> _WORK INSTRUCTIONS_: Copy every line of the data that contains the string "Scandinavians".
>> Start STORED DATA
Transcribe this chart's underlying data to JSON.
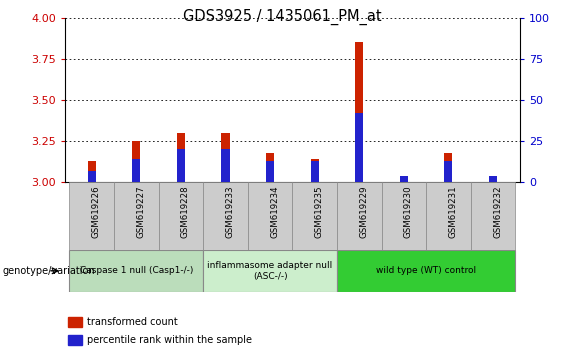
{
  "title": "GDS3925 / 1435061_PM_at",
  "samples": [
    "GSM619226",
    "GSM619227",
    "GSM619228",
    "GSM619233",
    "GSM619234",
    "GSM619235",
    "GSM619229",
    "GSM619230",
    "GSM619231",
    "GSM619232"
  ],
  "red_values": [
    3.13,
    3.25,
    3.3,
    3.3,
    3.18,
    3.14,
    3.85,
    3.02,
    3.18,
    3.02
  ],
  "blue_values_abs": [
    3.07,
    3.14,
    3.2,
    3.2,
    3.13,
    3.13,
    3.42,
    3.04,
    3.13,
    3.04
  ],
  "ylim_left": [
    3.0,
    4.0
  ],
  "ylim_right": [
    0,
    100
  ],
  "yticks_left": [
    3.0,
    3.25,
    3.5,
    3.75,
    4.0
  ],
  "yticks_right": [
    0,
    25,
    50,
    75,
    100
  ],
  "groups": [
    {
      "label": "Caspase 1 null (Casp1-/-)",
      "indices": [
        0,
        1,
        2
      ],
      "color": "#bbddbb"
    },
    {
      "label": "inflammasome adapter null\n(ASC-/-)",
      "indices": [
        3,
        4,
        5
      ],
      "color": "#cceecc"
    },
    {
      "label": "wild type (WT) control",
      "indices": [
        6,
        7,
        8,
        9
      ],
      "color": "#33cc33"
    }
  ],
  "red_color": "#cc2200",
  "blue_color": "#2222cc",
  "bar_width": 0.18,
  "blue_bar_width": 0.18,
  "grid_color": "#000000",
  "tick_bg_color": "#cccccc",
  "legend_red": "transformed count",
  "legend_blue": "percentile rank within the sample",
  "left_tick_color": "#cc0000",
  "right_tick_color": "#0000cc",
  "baseline": 3.0
}
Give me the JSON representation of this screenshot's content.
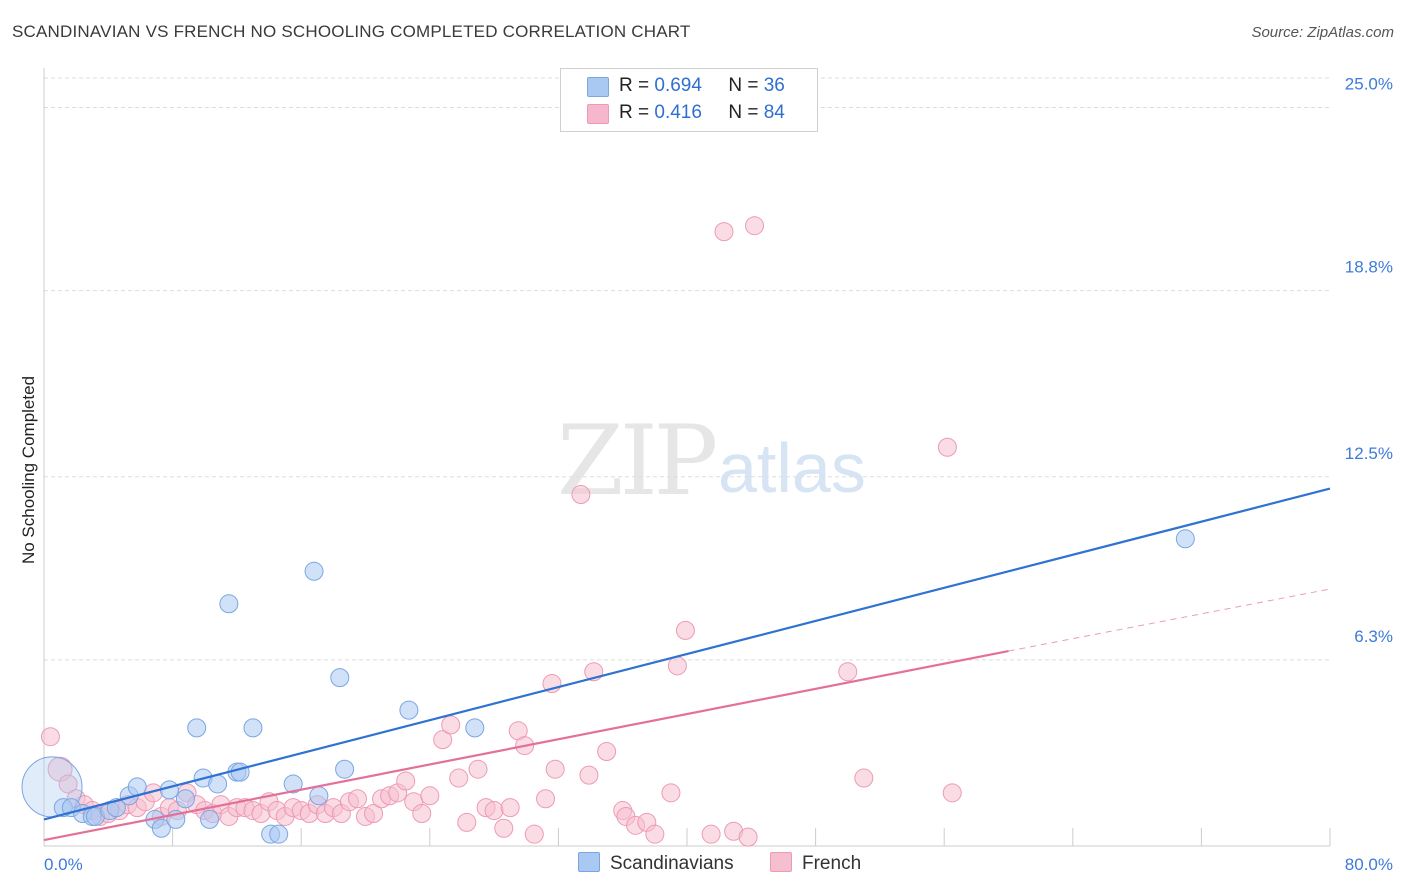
{
  "header": {
    "title": "SCANDINAVIAN VS FRENCH NO SCHOOLING COMPLETED CORRELATION CHART",
    "source": "Source: ZipAtlas.com"
  },
  "watermark": {
    "zip": "ZIP",
    "atlas": "atlas"
  },
  "legend": {
    "rows": [
      {
        "r_label": "R =",
        "r_value": "0.694",
        "n_label": "N =",
        "n_value": "36",
        "color": "#a9c8f2"
      },
      {
        "r_label": "R =",
        "r_value": "0.416",
        "n_label": "N =",
        "n_value": "84",
        "color": "#f6b6cb"
      }
    ]
  },
  "bottom_legend": {
    "series1": "Scandinavians",
    "series2": "French"
  },
  "colors": {
    "blue_fill": "#a9c8f2",
    "blue_stroke": "#7aa6e3",
    "blue_line": "#2f72d1",
    "pink_fill": "#f6bfd0",
    "pink_stroke": "#ee9ab5",
    "pink_line": "#e4709a",
    "grid": "#dddddd",
    "axis_text": "#3d7bd9"
  },
  "chart_data": {
    "type": "scatter",
    "title": "SCANDINAVIAN VS FRENCH NO SCHOOLING COMPLETED CORRELATION CHART",
    "xlabel": "",
    "ylabel": "No Schooling Completed",
    "xlim": [
      0,
      80
    ],
    "ylim": [
      0,
      26
    ],
    "x_tick_labels": [
      "0.0%",
      "80.0%"
    ],
    "y_ticks": [
      6.3,
      12.5,
      18.8,
      25.0
    ],
    "y_tick_labels": [
      "6.3%",
      "12.5%",
      "18.8%",
      "25.0%"
    ],
    "series": [
      {
        "name": "Scandinavians",
        "R": 0.694,
        "N": 36,
        "trend": {
          "x": [
            0,
            80
          ],
          "y": [
            0.9,
            12.1
          ]
        },
        "points": [
          [
            0.5,
            2.0,
            30
          ],
          [
            1.2,
            1.3,
            9
          ],
          [
            1.7,
            1.3,
            9
          ],
          [
            2.4,
            1.1,
            9
          ],
          [
            3.0,
            1.0,
            9
          ],
          [
            3.2,
            1.0,
            9
          ],
          [
            4.1,
            1.2,
            9
          ],
          [
            4.5,
            1.3,
            9
          ],
          [
            5.3,
            1.7,
            9
          ],
          [
            5.8,
            2.0,
            9
          ],
          [
            6.9,
            0.9,
            9
          ],
          [
            7.3,
            0.6,
            9
          ],
          [
            7.8,
            1.9,
            9
          ],
          [
            8.2,
            0.9,
            9
          ],
          [
            8.8,
            1.6,
            9
          ],
          [
            9.5,
            4.0,
            9
          ],
          [
            9.9,
            2.3,
            9
          ],
          [
            10.3,
            0.9,
            9
          ],
          [
            10.8,
            2.1,
            9
          ],
          [
            11.5,
            8.2,
            9
          ],
          [
            12.0,
            2.5,
            9
          ],
          [
            12.2,
            2.5,
            9
          ],
          [
            13.0,
            4.0,
            9
          ],
          [
            14.1,
            0.4,
            9
          ],
          [
            14.6,
            0.4,
            9
          ],
          [
            15.5,
            2.1,
            9
          ],
          [
            16.8,
            9.3,
            9
          ],
          [
            17.1,
            1.7,
            9
          ],
          [
            18.4,
            5.7,
            9
          ],
          [
            18.7,
            2.6,
            9
          ],
          [
            22.7,
            4.6,
            9
          ],
          [
            26.8,
            4.0,
            9
          ],
          [
            71.0,
            10.4,
            9
          ]
        ]
      },
      {
        "name": "French",
        "R": 0.416,
        "N": 84,
        "trend": {
          "x": [
            0,
            60
          ],
          "y": [
            0.2,
            6.6
          ]
        },
        "trend_dashed": {
          "x": [
            60,
            80
          ],
          "y": [
            6.6,
            8.7
          ]
        },
        "points": [
          [
            0.4,
            3.7,
            9
          ],
          [
            1.0,
            2.6,
            12
          ],
          [
            1.5,
            2.1,
            9
          ],
          [
            2.0,
            1.6,
            9
          ],
          [
            2.5,
            1.4,
            9
          ],
          [
            3.0,
            1.2,
            9
          ],
          [
            3.5,
            1.0,
            9
          ],
          [
            4.0,
            1.1,
            9
          ],
          [
            4.7,
            1.2,
            9
          ],
          [
            5.2,
            1.4,
            9
          ],
          [
            5.8,
            1.3,
            9
          ],
          [
            6.3,
            1.5,
            9
          ],
          [
            6.8,
            1.8,
            9
          ],
          [
            7.3,
            1.0,
            9
          ],
          [
            7.8,
            1.3,
            9
          ],
          [
            8.3,
            1.2,
            9
          ],
          [
            8.9,
            1.8,
            9
          ],
          [
            9.5,
            1.4,
            9
          ],
          [
            10.0,
            1.2,
            9
          ],
          [
            10.5,
            1.1,
            9
          ],
          [
            11.0,
            1.4,
            9
          ],
          [
            11.5,
            1.0,
            9
          ],
          [
            12.0,
            1.3,
            9
          ],
          [
            12.5,
            1.3,
            9
          ],
          [
            13.0,
            1.2,
            9
          ],
          [
            13.5,
            1.1,
            9
          ],
          [
            14.0,
            1.5,
            9
          ],
          [
            14.5,
            1.2,
            9
          ],
          [
            15.0,
            1.0,
            9
          ],
          [
            15.5,
            1.3,
            9
          ],
          [
            16.0,
            1.2,
            9
          ],
          [
            16.5,
            1.1,
            9
          ],
          [
            17.0,
            1.4,
            9
          ],
          [
            17.5,
            1.1,
            9
          ],
          [
            18.0,
            1.3,
            9
          ],
          [
            18.5,
            1.1,
            9
          ],
          [
            19.0,
            1.5,
            9
          ],
          [
            19.5,
            1.6,
            9
          ],
          [
            20.0,
            1.0,
            9
          ],
          [
            20.5,
            1.1,
            9
          ],
          [
            21.0,
            1.6,
            9
          ],
          [
            21.5,
            1.7,
            9
          ],
          [
            22.0,
            1.8,
            9
          ],
          [
            22.5,
            2.2,
            9
          ],
          [
            23.0,
            1.5,
            9
          ],
          [
            23.5,
            1.1,
            9
          ],
          [
            24.0,
            1.7,
            9
          ],
          [
            24.8,
            3.6,
            9
          ],
          [
            25.3,
            4.1,
            9
          ],
          [
            25.8,
            2.3,
            9
          ],
          [
            26.3,
            0.8,
            9
          ],
          [
            27.0,
            2.6,
            9
          ],
          [
            27.5,
            1.3,
            9
          ],
          [
            28.0,
            1.2,
            9
          ],
          [
            28.6,
            0.6,
            9
          ],
          [
            29.0,
            1.3,
            9
          ],
          [
            29.5,
            3.9,
            9
          ],
          [
            29.9,
            3.4,
            9
          ],
          [
            30.5,
            0.4,
            9
          ],
          [
            31.2,
            1.6,
            9
          ],
          [
            31.6,
            5.5,
            9
          ],
          [
            31.8,
            2.6,
            9
          ],
          [
            33.4,
            11.9,
            9
          ],
          [
            33.9,
            2.4,
            9
          ],
          [
            34.2,
            5.9,
            9
          ],
          [
            35.0,
            3.2,
            9
          ],
          [
            36.0,
            1.2,
            9
          ],
          [
            36.2,
            1.0,
            9
          ],
          [
            36.8,
            0.7,
            9
          ],
          [
            37.5,
            0.8,
            9
          ],
          [
            38.0,
            0.4,
            9
          ],
          [
            39.0,
            1.8,
            9
          ],
          [
            39.4,
            6.1,
            9
          ],
          [
            39.9,
            7.3,
            9
          ],
          [
            41.5,
            0.4,
            9
          ],
          [
            42.3,
            20.8,
            9
          ],
          [
            42.9,
            0.5,
            9
          ],
          [
            43.8,
            0.3,
            9
          ],
          [
            44.2,
            21.0,
            9
          ],
          [
            50.0,
            5.9,
            9
          ],
          [
            51.0,
            2.3,
            9
          ],
          [
            56.2,
            13.5,
            9
          ],
          [
            56.5,
            1.8,
            9
          ]
        ]
      }
    ]
  }
}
>> End STORED DATA
> _TASK RESPONSE_:
    "series1": "Scandinavians",
        "name": "Scandinavians",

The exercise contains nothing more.